Task goal :: Scan the data below for the string "title". Show every line where it turns up.
>> start Records shown
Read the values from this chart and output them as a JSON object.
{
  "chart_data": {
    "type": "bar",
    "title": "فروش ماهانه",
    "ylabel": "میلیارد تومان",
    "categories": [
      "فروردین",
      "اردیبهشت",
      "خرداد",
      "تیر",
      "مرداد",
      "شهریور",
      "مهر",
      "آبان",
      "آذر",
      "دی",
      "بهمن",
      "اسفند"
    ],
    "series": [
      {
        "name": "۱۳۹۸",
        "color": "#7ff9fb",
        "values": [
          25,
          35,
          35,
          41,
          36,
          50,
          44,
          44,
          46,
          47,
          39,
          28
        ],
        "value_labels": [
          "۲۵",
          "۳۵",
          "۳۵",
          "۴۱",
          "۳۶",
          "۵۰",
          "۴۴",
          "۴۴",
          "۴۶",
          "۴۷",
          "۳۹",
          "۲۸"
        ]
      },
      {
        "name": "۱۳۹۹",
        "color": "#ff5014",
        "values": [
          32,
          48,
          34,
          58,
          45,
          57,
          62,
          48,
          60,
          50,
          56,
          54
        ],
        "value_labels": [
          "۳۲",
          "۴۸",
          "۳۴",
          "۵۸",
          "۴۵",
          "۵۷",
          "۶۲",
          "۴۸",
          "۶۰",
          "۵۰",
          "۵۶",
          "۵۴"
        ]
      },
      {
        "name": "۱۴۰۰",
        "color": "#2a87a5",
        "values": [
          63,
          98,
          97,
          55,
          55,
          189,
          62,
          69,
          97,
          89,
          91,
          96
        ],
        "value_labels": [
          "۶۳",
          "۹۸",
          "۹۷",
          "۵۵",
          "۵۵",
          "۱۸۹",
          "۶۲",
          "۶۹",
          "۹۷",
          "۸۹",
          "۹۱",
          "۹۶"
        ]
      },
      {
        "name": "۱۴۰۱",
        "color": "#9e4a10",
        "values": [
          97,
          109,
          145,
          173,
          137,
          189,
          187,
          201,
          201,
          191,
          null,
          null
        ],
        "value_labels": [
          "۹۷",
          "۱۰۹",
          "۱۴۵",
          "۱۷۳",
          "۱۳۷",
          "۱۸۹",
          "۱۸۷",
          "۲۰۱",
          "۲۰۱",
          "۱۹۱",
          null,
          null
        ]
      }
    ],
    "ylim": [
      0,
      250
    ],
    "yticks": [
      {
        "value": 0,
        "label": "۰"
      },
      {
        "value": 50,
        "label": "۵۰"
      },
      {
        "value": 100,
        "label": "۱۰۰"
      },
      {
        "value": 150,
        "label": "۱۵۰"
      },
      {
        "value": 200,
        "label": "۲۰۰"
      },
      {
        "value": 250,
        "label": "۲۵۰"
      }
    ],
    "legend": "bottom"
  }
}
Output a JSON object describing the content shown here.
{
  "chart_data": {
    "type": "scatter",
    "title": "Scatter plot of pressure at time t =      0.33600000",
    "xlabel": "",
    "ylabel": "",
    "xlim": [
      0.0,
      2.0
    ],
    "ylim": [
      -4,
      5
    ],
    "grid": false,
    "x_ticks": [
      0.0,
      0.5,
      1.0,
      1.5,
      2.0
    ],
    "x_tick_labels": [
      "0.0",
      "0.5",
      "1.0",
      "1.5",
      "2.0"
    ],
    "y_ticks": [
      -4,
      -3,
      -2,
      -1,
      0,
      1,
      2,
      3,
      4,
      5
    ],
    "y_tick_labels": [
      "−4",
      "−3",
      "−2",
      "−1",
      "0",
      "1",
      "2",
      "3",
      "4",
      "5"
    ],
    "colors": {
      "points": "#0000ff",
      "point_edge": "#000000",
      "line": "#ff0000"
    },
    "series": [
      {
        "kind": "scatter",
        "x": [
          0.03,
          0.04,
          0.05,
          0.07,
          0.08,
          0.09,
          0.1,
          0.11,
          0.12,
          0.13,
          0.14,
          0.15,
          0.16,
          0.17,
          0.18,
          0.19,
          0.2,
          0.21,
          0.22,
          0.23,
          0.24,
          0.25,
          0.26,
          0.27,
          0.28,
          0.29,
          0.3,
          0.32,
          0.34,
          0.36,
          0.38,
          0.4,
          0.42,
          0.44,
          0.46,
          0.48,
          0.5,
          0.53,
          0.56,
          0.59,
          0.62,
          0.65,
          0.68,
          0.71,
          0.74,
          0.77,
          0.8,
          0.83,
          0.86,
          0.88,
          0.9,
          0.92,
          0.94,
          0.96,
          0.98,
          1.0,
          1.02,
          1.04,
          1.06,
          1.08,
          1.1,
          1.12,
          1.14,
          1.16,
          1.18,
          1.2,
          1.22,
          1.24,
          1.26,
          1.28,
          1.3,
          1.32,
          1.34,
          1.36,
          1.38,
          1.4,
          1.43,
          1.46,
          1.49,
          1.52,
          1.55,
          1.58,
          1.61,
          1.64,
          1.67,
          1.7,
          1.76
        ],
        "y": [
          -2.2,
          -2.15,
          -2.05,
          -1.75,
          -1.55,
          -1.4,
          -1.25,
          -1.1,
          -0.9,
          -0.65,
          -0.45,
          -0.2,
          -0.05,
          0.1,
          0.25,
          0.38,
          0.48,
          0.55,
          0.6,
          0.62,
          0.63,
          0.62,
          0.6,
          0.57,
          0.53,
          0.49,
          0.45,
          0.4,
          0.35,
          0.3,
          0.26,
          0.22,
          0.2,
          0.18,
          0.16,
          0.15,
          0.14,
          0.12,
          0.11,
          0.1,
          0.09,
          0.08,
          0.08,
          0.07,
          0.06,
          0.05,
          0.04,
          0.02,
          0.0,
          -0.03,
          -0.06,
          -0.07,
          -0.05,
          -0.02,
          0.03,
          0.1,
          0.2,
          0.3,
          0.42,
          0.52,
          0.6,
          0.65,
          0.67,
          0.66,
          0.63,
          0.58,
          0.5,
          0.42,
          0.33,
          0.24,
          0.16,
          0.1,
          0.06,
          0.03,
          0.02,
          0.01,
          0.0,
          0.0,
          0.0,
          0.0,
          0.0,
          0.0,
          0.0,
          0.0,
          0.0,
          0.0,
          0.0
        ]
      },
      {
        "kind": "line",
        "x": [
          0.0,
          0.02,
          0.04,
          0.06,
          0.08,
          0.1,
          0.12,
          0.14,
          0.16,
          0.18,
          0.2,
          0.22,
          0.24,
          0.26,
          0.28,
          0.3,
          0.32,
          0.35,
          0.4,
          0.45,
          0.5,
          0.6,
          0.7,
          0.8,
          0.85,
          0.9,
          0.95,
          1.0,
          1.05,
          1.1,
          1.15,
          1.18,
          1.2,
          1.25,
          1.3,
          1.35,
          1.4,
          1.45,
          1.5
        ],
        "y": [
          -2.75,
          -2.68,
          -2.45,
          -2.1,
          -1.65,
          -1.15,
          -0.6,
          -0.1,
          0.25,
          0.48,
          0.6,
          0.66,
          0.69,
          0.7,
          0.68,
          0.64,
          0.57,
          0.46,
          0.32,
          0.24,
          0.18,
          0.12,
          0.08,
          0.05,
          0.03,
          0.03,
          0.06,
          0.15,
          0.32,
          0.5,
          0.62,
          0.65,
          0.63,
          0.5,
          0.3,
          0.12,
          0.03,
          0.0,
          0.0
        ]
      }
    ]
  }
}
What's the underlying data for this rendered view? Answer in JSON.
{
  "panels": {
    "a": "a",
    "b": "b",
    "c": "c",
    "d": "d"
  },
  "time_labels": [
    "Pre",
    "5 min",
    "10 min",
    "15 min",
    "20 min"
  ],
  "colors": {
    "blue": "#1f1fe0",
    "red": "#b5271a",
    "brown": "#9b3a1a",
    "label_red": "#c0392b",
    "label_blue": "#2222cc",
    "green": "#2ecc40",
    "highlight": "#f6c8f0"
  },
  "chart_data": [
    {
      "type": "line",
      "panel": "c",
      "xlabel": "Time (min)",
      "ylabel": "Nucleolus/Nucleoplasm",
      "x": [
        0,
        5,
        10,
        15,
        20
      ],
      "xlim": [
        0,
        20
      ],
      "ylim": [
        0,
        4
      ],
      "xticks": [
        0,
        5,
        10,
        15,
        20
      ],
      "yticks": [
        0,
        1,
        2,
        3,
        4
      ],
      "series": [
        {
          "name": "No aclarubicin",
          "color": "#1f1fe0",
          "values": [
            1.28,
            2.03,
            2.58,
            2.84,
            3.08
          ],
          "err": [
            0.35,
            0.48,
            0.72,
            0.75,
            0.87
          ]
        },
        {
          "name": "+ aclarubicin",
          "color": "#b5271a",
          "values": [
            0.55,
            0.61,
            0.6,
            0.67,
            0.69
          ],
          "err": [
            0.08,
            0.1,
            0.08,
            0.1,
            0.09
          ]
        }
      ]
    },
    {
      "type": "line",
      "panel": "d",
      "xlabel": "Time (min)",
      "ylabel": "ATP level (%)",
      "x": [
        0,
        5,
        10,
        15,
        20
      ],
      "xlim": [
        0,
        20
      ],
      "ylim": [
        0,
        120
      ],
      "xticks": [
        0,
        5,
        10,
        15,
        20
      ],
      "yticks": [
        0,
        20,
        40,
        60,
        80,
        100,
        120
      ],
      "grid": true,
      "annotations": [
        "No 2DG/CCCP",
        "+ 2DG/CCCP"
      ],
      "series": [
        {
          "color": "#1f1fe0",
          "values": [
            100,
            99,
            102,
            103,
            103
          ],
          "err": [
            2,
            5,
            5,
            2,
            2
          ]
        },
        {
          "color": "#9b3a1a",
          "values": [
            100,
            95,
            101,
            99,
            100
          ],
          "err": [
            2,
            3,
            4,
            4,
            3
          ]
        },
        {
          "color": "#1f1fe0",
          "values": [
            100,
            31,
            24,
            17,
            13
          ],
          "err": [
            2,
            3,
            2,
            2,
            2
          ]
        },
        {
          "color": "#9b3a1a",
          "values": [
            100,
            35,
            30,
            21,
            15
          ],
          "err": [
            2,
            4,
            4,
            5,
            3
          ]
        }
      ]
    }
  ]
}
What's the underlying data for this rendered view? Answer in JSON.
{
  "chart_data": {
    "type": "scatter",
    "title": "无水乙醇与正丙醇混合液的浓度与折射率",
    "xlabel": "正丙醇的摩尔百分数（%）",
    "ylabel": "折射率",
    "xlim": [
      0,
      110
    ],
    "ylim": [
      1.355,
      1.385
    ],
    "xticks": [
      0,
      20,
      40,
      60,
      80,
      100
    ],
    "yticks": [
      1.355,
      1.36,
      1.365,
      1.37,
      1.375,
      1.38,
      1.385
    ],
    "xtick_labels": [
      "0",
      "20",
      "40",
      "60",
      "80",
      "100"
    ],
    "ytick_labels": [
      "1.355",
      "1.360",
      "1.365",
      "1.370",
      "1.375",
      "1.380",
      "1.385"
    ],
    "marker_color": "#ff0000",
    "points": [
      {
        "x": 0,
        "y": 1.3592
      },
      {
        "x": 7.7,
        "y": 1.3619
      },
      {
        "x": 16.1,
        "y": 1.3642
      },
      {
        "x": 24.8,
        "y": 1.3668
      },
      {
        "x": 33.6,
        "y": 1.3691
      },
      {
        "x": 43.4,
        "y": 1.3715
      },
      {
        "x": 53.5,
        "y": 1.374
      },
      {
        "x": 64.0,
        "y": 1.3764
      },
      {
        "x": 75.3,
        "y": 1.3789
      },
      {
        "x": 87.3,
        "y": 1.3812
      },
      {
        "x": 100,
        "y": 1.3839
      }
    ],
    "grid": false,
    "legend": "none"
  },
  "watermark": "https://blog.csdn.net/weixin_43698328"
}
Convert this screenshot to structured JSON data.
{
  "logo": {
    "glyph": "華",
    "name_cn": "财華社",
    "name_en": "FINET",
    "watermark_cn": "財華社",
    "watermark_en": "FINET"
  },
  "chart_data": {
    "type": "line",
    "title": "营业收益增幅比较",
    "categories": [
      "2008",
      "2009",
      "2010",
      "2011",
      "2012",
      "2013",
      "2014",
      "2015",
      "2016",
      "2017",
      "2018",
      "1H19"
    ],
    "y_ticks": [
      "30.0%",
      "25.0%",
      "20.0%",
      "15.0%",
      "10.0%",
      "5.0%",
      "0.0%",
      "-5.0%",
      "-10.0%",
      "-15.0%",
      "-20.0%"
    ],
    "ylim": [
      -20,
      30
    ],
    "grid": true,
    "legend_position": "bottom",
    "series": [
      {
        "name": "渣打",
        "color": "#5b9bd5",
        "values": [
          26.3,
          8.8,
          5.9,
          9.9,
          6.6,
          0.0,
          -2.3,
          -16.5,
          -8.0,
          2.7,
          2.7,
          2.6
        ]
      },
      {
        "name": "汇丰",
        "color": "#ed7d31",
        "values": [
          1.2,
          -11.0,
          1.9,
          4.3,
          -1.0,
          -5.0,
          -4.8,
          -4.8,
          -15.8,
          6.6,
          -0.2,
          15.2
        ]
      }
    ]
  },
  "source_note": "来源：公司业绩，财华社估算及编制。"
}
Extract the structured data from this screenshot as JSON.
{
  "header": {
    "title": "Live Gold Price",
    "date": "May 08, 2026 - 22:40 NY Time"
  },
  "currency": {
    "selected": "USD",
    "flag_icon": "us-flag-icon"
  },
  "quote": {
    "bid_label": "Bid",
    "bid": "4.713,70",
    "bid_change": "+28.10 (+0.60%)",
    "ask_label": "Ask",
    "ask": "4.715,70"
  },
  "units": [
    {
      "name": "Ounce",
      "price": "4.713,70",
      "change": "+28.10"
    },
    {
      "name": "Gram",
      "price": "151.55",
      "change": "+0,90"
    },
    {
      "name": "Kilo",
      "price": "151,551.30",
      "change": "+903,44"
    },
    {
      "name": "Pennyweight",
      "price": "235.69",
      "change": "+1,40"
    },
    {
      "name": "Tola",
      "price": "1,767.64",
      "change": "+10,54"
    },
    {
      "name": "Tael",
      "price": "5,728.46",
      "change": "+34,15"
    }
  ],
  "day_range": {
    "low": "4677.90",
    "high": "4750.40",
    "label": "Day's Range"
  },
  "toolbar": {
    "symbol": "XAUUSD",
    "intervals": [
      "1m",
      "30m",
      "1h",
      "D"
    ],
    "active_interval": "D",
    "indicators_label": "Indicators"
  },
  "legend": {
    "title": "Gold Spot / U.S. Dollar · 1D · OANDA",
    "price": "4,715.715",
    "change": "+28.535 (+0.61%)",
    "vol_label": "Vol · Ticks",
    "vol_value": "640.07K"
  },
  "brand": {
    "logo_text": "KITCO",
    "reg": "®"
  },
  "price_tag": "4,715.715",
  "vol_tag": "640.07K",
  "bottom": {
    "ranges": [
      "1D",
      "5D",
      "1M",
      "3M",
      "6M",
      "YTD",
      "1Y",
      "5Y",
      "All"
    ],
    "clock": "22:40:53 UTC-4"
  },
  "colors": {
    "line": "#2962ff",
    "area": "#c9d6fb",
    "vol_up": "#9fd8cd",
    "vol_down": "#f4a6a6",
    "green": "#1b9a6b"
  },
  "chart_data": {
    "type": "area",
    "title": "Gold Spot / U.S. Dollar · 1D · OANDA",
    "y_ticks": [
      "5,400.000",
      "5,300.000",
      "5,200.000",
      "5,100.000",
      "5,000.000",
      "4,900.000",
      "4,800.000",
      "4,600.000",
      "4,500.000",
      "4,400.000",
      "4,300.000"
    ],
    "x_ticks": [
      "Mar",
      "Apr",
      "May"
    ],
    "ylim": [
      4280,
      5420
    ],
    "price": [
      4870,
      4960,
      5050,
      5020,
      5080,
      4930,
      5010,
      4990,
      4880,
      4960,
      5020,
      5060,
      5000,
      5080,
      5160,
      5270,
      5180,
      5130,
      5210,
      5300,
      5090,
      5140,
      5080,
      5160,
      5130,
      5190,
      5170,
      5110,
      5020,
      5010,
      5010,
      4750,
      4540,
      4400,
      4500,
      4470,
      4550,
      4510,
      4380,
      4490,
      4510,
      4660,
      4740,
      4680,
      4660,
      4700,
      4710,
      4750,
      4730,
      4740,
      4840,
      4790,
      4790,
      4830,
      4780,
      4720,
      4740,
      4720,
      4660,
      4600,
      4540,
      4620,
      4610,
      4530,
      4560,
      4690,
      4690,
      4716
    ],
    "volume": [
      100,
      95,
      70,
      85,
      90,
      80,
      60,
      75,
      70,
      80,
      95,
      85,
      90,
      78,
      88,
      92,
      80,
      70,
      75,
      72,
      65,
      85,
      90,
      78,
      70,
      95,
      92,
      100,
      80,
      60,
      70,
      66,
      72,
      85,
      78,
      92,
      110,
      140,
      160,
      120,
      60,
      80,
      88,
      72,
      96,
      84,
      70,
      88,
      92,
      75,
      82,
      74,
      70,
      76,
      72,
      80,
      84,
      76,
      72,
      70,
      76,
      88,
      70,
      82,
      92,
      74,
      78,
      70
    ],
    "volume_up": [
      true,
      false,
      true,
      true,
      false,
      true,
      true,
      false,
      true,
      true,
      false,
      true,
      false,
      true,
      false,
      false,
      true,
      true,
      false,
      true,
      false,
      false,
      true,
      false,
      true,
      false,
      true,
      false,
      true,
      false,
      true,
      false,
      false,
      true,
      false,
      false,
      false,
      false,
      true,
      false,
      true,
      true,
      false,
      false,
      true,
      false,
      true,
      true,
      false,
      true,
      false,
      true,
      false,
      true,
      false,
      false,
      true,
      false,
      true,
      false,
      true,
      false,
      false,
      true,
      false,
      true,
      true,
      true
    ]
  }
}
>> end Records shown
Completed exercise ::
    "title": "فروش ماهانه",
    "title": "Scatter plot of pressure at time t =      0.33600000",
    "title": "无水乙醇与正丙醇混合液的浓度与折射率",
    "title": "营业收益增幅比较",
    "title": "Live Gold Price",
    "title": "Gold Spot / U.S. Dollar · 1D · OANDA",
    "title": "Gold Spot / U.S. Dollar · 1D · OANDA",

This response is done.